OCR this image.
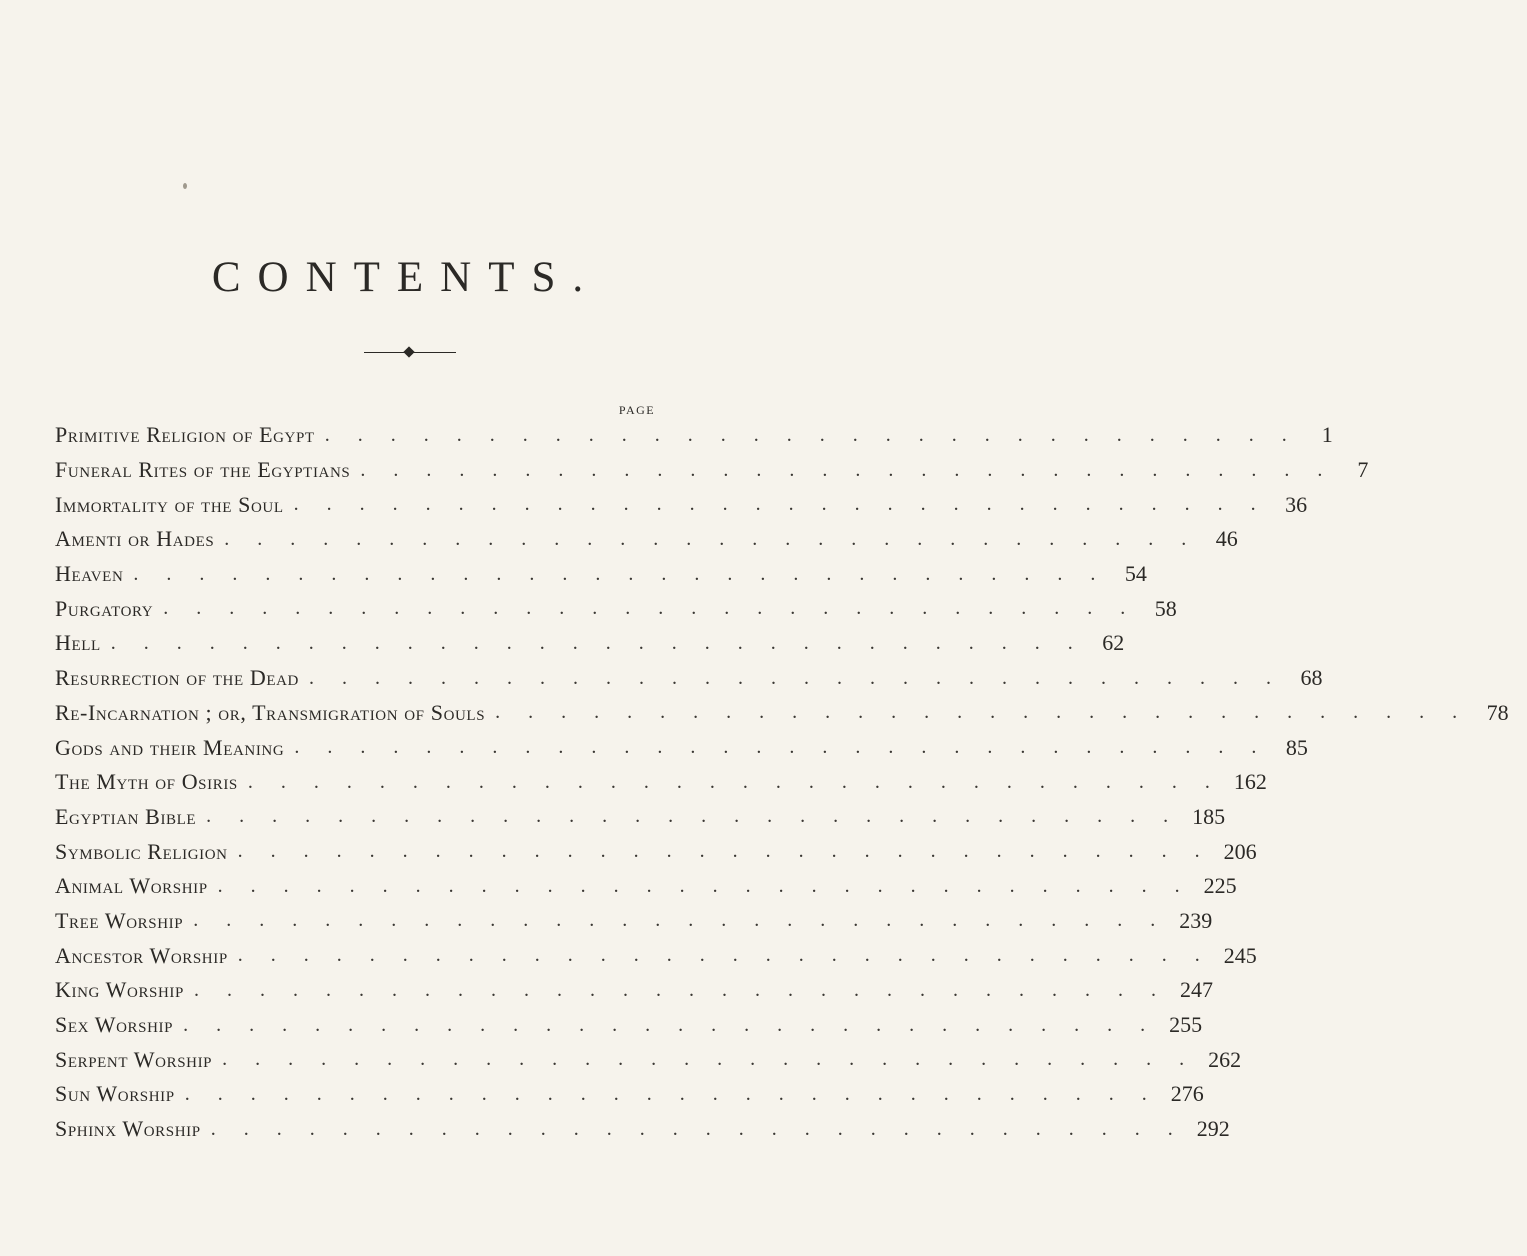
CONTENTS.
PAGE
Primitive Religion of Egypt . . . . . . . . . . . . . . . . . . . . . . . . . . . . . .	1
Funeral Rites of the Egyptians . . . . . . . . . . . . . . . . . . . . . . . . . . . . . .	7
Immortality of the Soul . . . . . . . . . . . . . . . . . . . . . . . . . . . . . . 36
Amenti or Hades . . . . . . . . . . . . . . . . . . . . . . . . . . . . . . 46
Heaven . . . . . . . . . . . . . . . . . . . . . . . . . . . . . . 54
Purgatory . . . . . . . . . . . . . . . . . . . . . . . . . . . . . . 58
Hell . . . . . . . . . . . . . . . . . . . . . . . . . . . . . . 62
Resurrection of the Dead . . . . . . . . . . . . . . . . . . . . . . . . . . . . . . 68
Re-Incarnation ; or, Transmigration of Souls . . . . . . . . . . . . . . . . . . . . . . . . . . . . . . 78
Gods and their Meaning . . . . . . . . . . . . . . . . . . . . . . . . . . . . . . 85
The Myth of Osiris . . . . . . . . . . . . . . . . . . . . . . . . . . . . . . 162
Egyptian Bible . . . . . . . . . . . . . . . . . . . . . . . . . . . . . . 185
Symbolic Religion . . . . . . . . . . . . . . . . . . . . . . . . . . . . . . 206
Animal Worship . . . . . . . . . . . . . . . . . . . . . . . . . . . . . . 225
Tree Worship . . . . . . . . . . . . . . . . . . . . . . . . . . . . . . 239
Ancestor Worship . . . . . . . . . . . . . . . . . . . . . . . . . . . . . . 245
King Worship . . . . . . . . . . . . . . . . . . . . . . . . . . . . . . 247
Sex Worship . . . . . . . . . . . . . . . . . . . . . . . . . . . . . . 255
Serpent Worship . . . . . . . . . . . . . . . . . . . . . . . . . . . . . . 262
Sun Worship . . . . . . . . . . . . . . . . . . . . . . . . . . . . . . 276
Sphinx Worship . . . . . . . . . . . . . . . . . . . . . . . . . . . . . . 292
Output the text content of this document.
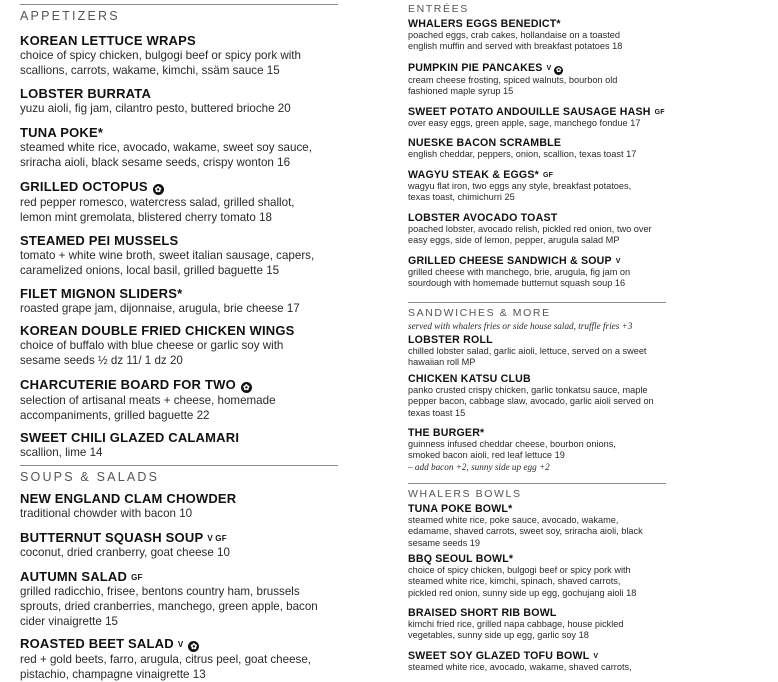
APPETIZERS
KOREAN LETTUCE WRAPS
choice of spicy chicken, bulgogi beef or spicy pork with scallions, carrots, wakame, kimchi, ssäm sauce 15
LOBSTER BURRATA
yuzu aioli, fig jam, cilantro pesto, buttered brioche 20
TUNA POKE*
steamed white rice, avocado, wakame, sweet soy sauce, sriracha aioli, black sesame seeds, crispy wonton 16
GRILLED OCTOPUS ✿
red pepper romesco, watercress salad, grilled shallot, lemon mint gremolata, blistered cherry tomato 18
STEAMED PEI MUSSELS
tomato + white wine broth, sweet italian sausage, capers, caramelized onions, local basil, grilled baguette 15
FILET MIGNON SLIDERS*
roasted grape jam, dijonnaise, arugula, brie cheese 17
KOREAN DOUBLE FRIED CHICKEN WINGS
choice of buffalo with blue cheese or garlic soy with sesame seeds ½ dz 11/ 1 dz 20
CHARCUTERIE BOARD FOR TWO ✿
selection of artisanal meats + cheese, homemade accompaniments, grilled baguette 22
SWEET CHILI GLAZED CALAMARI
scallion, lime 14
SOUPS & SALADS
NEW ENGLAND CLAM CHOWDER
traditional chowder with bacon 10
BUTTERNUT SQUASH SOUP V GF
coconut, dried cranberry, goat cheese 10
AUTUMN SALAD GF
grilled radicchio, frisee, bentons country ham, brussels sprouts, dried cranberries, manchego, green apple, bacon cider vinaigrette 15
ROASTED BEET SALAD V ✿
red + gold beets, farro, arugula, citrus peel, goat cheese, pistachio, champagne vinaigrette 13
ENTRÉES
WHALERS EGGS BENEDICT*
poached eggs, crab cakes, hollandaise on a toasted english muffin and served with breakfast potatoes 18
PUMPKIN PIE PANCAKES V ✿
cream cheese frosting, spiced walnuts, bourbon old fashioned maple syrup 15
SWEET POTATO ANDOUILLE SAUSAGE HASH GF
over easy eggs, green apple, sage, manchego fondue 17
NUESKE BACON SCRAMBLE
english cheddar, peppers, onion, scallion, texas toast 17
WAGYU STEAK & EGGS* GF
wagyu flat iron, two eggs any style, breakfast potatoes, texas toast, chimichurri 25
LOBSTER AVOCADO TOAST
poached lobster, avocado relish, pickled red onion, two over easy eggs, side of lemon, pepper, arugula salad MP
GRILLED CHEESE SANDWICH & SOUP V
grilled cheese with manchego, brie, arugula, fig jam on sourdough with homemade butternut squash soup 16
SANDWICHES & MORE
served with whalers fries or side house salad, truffle fries +3
LOBSTER ROLL
chilled lobster salad, garlic aioli, lettuce, served on a sweet hawaiian roll MP
CHICKEN KATSU CLUB
panko crusted crispy chicken, garlic tonkatsu sauce, maple pepper bacon, cabbage slaw, avocado, garlic aioli served on texas toast 15
THE BURGER*
guinness infused cheddar cheese, bourbon onions, smoked bacon aioli, red leaf lettuce 19
– add bacon +2, sunny side up egg +2
WHALERS BOWLS
TUNA POKE BOWL*
steamed white rice, poke sauce, avocado, wakame, edamame, shaved carrots, sweet soy, sriracha aioli, black sesame seeds 19
BBQ SEOUL BOWL*
choice of spicy chicken, bulgogi beef or spicy pork with steamed white rice, kimchi, spinach, shaved carrots, pickled red onion, sunny side up egg, gochujang aioli 18
BRAISED SHORT RIB BOWL
kimchi fried rice, grilled napa cabbage, house pickled vegetables, sunny side up egg, garlic soy 18
SWEET SOY GLAZED TOFU BOWL V
steamed white rice, avocado, wakame, shaved carrots,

§ Required task
Show every line above in which the word "sesame" occurs.

§ Task solution
steamed white rice, avocado, wakame, sweet soy sauce, sriracha aioli, black sesame seeds, crispy wonton 16
choice of buffalo with blue cheese or garlic soy with sesame seeds ½ dz 11/ 1 dz 20
steamed white rice, poke sauce, avocado, wakame, edamame, shaved carrots, sweet soy, sriracha aioli, black sesame seeds 19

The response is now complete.